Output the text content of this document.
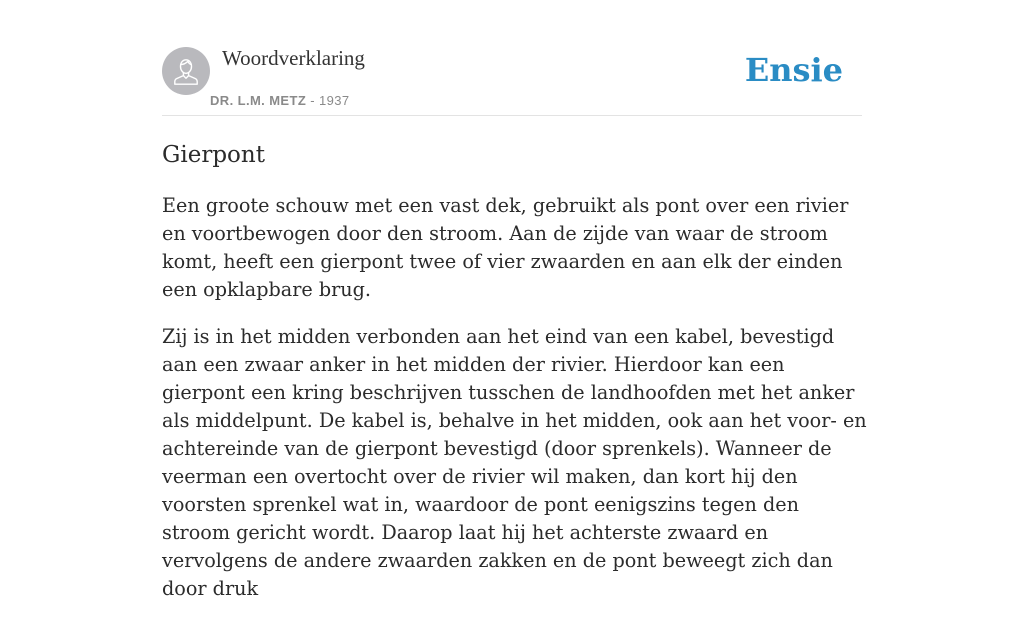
Woordverklaring
DR. L.M. METZ - 1937
Ensie
Gierpont

Een groote schouw met een vast dek, gebruikt als pont over een rivier en voortbewogen door den stroom. Aan de zijde van waar de stroom komt, heeft een gierpont twee of vier zwaarden en aan elk der einden een opklapbare brug.

Zij is in het midden verbonden aan het eind van een kabel, bevestigd aan een zwaar anker in het midden der rivier. Hierdoor kan een gierpont een kring beschrijven tusschen de landhoofden met het anker als middelpunt. De kabel is, behalve in het midden, ook aan het voor- en achtereinde van de gierpont bevestigd (door sprenkels). Wanneer de veerman een overtocht over de rivier wil maken, dan kort hij den voorsten sprenkel wat in, waardoor de pont eenigszins tegen den stroom gericht wordt. Daarop laat hij het achterste zwaard en vervolgens de andere zwaarden zakken en de pont beweegt zich dan door druk
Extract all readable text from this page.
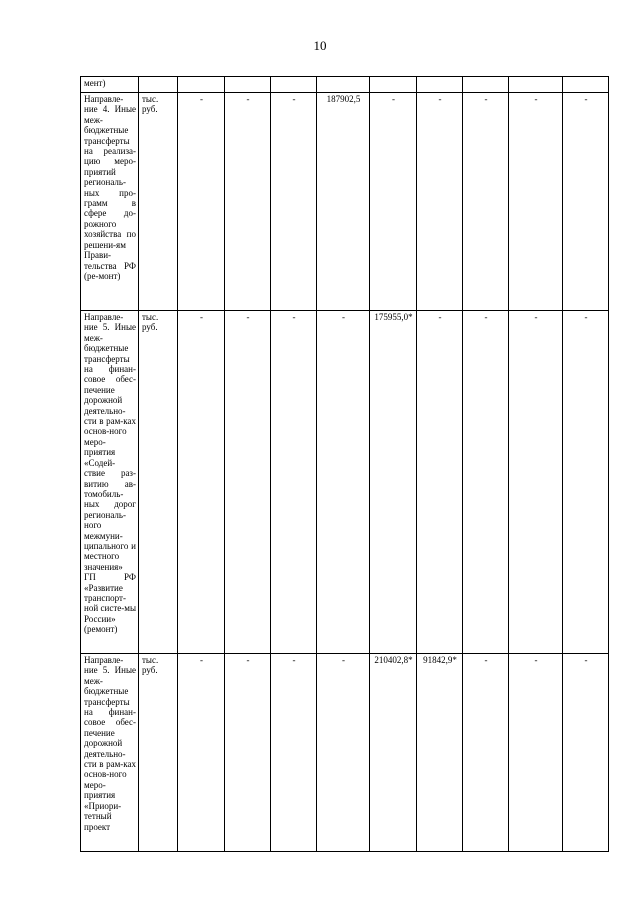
10
мент)										
Направле-ние 4. Иные меж-бюджетные трансферты на реализа-цию меро-приятий региональ-ных про-грамм в сфере до-рожного хозяйства по решени-ям Прави-тельства РФ (ре-монт)	тыс. руб.	-	-	-	187902,5	-	-	-	-	-
Направле-ние 5. Иные меж-бюджетные трансферты на финан-совое обес-печение дорожной деятельно-сти в рам-ках основ-ного меро-приятия «Содей-ствие раз-витию ав-томобиль-ных дорог региональ-ного межмуни-ципального и местного значения» ГП РФ «Развитие транспорт-ной систе-мы России» (ремонт)	тыс. руб.	-	-	-	-	175955,0*	-	-	-	-
Направле-ние 5. Иные меж-бюджетные трансферты на финан-совое обес-печение дорожной деятельно-сти в рам-ках основ-ного меро-приятия «Приори-тетный проект	тыс. руб.	-	-	-	-	210402,8*	91842,9*	-	-	-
============================================================
[What to do] Identify the lines of the entries containing the string "бюджетные". Copy each such line.

[Solved problem]
Направле-ние 4. Иные меж-бюджетные трансферты на реализа-цию меро-приятий региональ-ных про-грамм в сфере до-рожного хозяйства по решени-ям Прави-тельства РФ (ре-монт)	тыс. руб.	-	-	-	187902,5	-	-	-	-	-
Направле-ние 5. Иные меж-бюджетные трансферты на финан-совое обес-печение дорожной деятельно-сти в рам-ках основ-ного меро-приятия «Содей-ствие раз-витию ав-томобиль-ных дорог региональ-ного межмуни-ципального и местного значения» ГП РФ «Развитие транспорт-ной систе-мы России» (ремонт)	тыс. руб.	-	-	-	-	175955,0*	-	-	-	-
Направле-ние 5. Иные меж-бюджетные трансферты на финан-совое обес-печение дорожной деятельно-сти в рам-ках основ-ного меро-приятия «Приори-тетный проект	тыс. руб.	-	-	-	-	210402,8*	91842,9*	-	-	-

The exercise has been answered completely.